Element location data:

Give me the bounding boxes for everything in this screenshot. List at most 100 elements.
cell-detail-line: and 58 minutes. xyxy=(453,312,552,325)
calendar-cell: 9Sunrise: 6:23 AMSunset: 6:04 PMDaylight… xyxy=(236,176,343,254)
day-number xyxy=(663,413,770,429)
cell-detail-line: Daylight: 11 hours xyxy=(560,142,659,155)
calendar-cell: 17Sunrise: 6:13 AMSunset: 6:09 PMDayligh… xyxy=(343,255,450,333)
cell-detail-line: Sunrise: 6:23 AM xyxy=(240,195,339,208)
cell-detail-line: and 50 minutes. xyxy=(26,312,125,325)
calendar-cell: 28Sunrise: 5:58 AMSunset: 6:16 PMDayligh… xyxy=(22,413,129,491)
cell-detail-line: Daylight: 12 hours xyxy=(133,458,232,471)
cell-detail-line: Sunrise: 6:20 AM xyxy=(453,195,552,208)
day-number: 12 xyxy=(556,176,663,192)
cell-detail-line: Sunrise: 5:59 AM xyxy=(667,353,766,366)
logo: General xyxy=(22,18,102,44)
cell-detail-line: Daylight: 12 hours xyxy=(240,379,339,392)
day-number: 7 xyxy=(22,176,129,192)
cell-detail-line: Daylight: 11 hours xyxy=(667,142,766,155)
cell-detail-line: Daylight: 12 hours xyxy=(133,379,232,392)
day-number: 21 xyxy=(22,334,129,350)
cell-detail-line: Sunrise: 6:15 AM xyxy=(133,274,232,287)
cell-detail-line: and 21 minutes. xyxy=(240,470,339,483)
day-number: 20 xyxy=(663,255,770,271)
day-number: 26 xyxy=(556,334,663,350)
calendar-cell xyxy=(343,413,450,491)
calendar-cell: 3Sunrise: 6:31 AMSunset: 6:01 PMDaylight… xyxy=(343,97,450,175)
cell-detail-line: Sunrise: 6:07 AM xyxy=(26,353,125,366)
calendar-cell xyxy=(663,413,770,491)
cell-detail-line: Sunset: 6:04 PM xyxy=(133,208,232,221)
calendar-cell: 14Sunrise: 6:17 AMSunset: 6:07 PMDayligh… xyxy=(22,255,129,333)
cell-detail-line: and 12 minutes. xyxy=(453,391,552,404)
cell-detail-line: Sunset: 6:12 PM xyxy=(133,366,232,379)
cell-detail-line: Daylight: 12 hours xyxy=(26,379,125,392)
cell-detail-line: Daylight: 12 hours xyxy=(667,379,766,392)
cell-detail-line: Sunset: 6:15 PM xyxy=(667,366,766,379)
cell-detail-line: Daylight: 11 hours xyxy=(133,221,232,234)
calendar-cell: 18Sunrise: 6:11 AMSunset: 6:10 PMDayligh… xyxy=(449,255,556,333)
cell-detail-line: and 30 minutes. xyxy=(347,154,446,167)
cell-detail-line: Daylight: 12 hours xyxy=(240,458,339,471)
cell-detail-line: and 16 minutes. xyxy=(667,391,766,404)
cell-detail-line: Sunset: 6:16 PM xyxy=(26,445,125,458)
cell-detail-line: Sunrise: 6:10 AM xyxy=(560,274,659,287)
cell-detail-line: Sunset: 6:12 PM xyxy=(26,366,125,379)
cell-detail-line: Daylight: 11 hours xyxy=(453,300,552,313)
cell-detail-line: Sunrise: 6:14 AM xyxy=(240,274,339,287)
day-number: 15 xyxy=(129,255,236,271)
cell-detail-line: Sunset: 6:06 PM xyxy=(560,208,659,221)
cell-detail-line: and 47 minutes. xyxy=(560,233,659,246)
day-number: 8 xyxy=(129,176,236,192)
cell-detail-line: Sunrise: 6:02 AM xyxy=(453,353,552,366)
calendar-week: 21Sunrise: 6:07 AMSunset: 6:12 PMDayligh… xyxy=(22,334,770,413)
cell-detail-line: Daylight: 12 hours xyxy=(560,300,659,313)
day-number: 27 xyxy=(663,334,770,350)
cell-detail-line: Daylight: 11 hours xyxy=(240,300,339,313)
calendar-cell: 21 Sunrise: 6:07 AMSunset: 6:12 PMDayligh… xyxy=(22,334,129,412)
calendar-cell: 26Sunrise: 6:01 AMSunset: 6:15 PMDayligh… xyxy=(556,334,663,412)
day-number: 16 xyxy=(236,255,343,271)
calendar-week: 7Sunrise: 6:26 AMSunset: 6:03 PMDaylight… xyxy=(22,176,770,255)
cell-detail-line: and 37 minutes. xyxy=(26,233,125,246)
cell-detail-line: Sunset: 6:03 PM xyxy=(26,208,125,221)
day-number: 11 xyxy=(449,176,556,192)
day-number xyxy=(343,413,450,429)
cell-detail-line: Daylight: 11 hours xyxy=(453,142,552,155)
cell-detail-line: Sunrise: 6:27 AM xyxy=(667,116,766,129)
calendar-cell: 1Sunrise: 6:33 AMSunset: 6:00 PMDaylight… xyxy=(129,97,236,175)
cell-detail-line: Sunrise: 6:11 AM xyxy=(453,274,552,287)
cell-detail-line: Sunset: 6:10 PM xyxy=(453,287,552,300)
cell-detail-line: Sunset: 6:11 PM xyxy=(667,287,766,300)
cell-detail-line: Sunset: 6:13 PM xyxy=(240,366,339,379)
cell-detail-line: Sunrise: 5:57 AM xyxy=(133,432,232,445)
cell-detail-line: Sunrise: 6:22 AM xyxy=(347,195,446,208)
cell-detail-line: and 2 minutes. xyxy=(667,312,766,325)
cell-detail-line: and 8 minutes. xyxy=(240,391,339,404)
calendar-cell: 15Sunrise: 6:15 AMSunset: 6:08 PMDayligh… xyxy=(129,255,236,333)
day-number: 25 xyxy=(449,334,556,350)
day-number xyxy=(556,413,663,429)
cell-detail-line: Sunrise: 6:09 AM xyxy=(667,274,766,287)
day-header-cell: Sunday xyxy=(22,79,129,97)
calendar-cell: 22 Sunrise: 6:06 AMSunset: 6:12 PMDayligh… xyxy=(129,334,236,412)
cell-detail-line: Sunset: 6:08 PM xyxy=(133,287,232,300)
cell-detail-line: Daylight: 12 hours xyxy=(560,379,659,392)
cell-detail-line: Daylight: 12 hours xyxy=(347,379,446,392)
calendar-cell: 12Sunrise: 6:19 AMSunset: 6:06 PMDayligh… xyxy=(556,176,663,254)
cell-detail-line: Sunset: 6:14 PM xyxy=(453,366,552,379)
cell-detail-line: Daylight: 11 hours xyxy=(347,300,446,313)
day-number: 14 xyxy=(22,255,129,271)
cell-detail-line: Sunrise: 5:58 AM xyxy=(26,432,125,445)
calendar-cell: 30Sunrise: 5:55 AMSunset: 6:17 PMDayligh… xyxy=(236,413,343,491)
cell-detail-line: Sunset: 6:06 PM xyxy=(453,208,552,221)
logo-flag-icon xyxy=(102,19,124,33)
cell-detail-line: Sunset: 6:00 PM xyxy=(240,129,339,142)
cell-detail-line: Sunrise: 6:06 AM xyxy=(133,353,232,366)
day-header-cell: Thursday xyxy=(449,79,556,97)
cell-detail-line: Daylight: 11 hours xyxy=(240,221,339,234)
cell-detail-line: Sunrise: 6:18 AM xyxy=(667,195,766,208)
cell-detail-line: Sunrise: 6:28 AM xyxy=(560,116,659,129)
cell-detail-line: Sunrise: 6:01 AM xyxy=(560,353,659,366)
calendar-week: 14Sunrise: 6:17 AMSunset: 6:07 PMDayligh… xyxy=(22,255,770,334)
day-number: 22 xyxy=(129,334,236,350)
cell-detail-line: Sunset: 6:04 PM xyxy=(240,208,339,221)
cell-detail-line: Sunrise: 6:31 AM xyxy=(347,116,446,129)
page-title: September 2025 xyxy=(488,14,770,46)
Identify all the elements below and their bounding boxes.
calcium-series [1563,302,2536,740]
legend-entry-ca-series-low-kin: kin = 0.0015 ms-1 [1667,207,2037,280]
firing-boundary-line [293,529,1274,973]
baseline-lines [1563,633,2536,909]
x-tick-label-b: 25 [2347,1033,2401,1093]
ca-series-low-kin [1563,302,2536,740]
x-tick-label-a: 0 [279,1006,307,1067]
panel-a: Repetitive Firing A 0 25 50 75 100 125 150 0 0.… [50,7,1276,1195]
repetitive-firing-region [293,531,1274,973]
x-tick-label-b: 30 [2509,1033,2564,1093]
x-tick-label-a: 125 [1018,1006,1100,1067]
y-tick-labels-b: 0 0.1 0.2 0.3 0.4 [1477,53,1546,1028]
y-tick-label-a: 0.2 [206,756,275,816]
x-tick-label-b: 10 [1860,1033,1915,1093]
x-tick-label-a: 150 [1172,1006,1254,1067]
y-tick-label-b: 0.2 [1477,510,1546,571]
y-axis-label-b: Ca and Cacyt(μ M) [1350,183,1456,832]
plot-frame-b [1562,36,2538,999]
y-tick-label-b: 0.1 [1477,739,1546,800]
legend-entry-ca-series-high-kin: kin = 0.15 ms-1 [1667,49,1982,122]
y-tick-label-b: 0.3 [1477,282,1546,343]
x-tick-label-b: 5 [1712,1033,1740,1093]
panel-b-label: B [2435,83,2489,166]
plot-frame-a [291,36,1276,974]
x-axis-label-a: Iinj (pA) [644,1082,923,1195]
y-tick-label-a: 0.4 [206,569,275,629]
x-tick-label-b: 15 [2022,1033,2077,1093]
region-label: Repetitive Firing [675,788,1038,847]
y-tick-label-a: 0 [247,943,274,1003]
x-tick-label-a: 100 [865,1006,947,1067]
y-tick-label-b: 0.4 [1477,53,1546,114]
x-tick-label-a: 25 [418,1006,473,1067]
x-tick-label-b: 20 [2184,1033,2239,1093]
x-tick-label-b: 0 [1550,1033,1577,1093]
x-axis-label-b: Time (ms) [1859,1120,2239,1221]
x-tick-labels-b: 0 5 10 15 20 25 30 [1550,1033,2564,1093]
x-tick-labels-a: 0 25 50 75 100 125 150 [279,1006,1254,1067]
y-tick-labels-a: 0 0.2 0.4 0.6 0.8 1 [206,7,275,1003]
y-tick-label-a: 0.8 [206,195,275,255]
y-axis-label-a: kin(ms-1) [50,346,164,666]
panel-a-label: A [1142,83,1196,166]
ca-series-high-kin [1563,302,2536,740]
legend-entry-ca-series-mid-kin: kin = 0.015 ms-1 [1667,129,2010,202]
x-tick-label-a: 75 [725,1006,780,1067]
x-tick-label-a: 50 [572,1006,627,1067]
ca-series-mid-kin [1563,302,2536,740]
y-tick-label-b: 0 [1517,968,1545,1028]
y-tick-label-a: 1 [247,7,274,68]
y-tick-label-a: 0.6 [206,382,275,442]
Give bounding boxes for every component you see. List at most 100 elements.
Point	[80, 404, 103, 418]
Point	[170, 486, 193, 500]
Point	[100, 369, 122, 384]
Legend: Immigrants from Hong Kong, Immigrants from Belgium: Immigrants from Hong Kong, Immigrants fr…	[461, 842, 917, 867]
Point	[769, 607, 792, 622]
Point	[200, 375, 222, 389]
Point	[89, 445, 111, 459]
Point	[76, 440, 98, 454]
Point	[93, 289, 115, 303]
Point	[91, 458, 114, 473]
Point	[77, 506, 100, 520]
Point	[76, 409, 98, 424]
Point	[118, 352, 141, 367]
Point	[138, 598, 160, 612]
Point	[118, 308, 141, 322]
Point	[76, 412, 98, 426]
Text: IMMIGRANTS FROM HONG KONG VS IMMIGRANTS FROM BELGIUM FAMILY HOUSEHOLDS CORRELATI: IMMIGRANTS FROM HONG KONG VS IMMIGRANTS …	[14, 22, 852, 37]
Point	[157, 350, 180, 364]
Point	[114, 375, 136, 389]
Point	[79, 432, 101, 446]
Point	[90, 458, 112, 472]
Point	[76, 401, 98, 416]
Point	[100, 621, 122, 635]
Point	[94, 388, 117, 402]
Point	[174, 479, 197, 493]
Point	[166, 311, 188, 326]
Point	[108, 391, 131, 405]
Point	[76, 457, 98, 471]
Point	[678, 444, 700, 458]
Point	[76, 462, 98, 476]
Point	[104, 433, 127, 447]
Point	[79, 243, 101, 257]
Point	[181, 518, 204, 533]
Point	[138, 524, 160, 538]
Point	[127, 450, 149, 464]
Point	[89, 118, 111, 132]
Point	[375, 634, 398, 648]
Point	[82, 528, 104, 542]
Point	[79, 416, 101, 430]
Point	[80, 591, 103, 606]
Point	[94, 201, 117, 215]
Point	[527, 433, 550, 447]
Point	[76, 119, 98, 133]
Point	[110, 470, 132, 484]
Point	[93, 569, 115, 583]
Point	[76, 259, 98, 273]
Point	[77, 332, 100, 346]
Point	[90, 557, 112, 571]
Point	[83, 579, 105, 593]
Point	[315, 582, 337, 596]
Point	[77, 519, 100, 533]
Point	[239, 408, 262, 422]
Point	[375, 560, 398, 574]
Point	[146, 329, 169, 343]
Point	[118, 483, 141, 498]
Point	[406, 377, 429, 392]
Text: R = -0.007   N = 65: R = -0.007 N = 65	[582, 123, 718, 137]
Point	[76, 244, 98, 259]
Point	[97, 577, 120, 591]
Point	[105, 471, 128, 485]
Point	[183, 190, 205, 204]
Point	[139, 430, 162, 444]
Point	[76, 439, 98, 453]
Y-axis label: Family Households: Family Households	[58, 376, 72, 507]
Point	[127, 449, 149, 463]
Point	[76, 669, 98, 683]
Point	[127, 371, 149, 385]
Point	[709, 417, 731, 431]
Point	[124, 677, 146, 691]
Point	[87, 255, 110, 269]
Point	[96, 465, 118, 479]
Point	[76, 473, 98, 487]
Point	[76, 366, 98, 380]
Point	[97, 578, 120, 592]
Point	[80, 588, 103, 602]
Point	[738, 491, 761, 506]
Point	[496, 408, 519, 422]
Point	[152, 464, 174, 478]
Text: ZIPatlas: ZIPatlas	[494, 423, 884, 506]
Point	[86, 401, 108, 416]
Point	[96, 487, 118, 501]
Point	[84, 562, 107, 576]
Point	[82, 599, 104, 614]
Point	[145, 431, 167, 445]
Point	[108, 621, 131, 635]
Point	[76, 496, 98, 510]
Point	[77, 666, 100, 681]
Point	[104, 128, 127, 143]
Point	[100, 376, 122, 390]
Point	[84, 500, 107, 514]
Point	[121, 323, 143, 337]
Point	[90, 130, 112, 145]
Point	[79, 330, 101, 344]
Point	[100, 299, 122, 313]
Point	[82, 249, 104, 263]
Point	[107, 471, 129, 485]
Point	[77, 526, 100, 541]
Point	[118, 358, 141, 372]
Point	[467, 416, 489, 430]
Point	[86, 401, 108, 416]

Task:
Reproduce the records word for word, starting from the beginning and going on through the line that contains "cell-detail-line: Sunset: 6:12 PM xyxy=(133,366,232,379)", including that line.

Expected answer:
Give me the bounding boxes for everything in this screenshot. List at most 100 elements.
cell-detail-line: and 58 minutes. xyxy=(453,312,552,325)
calendar-cell: 9Sunrise: 6:23 AMSunset: 6:04 PMDaylight… xyxy=(236,176,343,254)
day-number xyxy=(663,413,770,429)
cell-detail-line: Daylight: 11 hours xyxy=(560,142,659,155)
calendar-cell: 17Sunrise: 6:13 AMSunset: 6:09 PMDayligh… xyxy=(343,255,450,333)
cell-detail-line: Sunrise: 6:23 AM xyxy=(240,195,339,208)
cell-detail-line: and 50 minutes. xyxy=(26,312,125,325)
calendar-cell: 28Sunrise: 5:58 AMSunset: 6:16 PMDayligh… xyxy=(22,413,129,491)
cell-detail-line: Daylight: 12 hours xyxy=(133,458,232,471)
cell-detail-line: Sunrise: 6:20 AM xyxy=(453,195,552,208)
day-number: 12 xyxy=(556,176,663,192)
cell-detail-line: Sunrise: 5:59 AM xyxy=(667,353,766,366)
logo: General xyxy=(22,18,102,44)
cell-detail-line: Daylight: 12 hours xyxy=(240,379,339,392)
day-number: 7 xyxy=(22,176,129,192)
cell-detail-line: Daylight: 11 hours xyxy=(667,142,766,155)
cell-detail-line: Daylight: 12 hours xyxy=(133,379,232,392)
day-number: 21 xyxy=(22,334,129,350)
cell-detail-line: Sunrise: 6:15 AM xyxy=(133,274,232,287)
cell-detail-line: and 21 minutes. xyxy=(240,470,339,483)
day-number: 20 xyxy=(663,255,770,271)
day-number: 26 xyxy=(556,334,663,350)
calendar-cell xyxy=(343,413,450,491)
calendar-cell: 3Sunrise: 6:31 AMSunset: 6:01 PMDaylight… xyxy=(343,97,450,175)
cell-detail-line: Sunrise: 6:07 AM xyxy=(26,353,125,366)
calendar-cell xyxy=(663,413,770,491)
cell-detail-line: Sunset: 6:04 PM xyxy=(133,208,232,221)
calendar-cell: 14Sunrise: 6:17 AMSunset: 6:07 PMDayligh… xyxy=(22,255,129,333)
cell-detail-line: and 12 minutes. xyxy=(453,391,552,404)
cell-detail-line: Sunset: 6:12 PM xyxy=(133,366,232,379)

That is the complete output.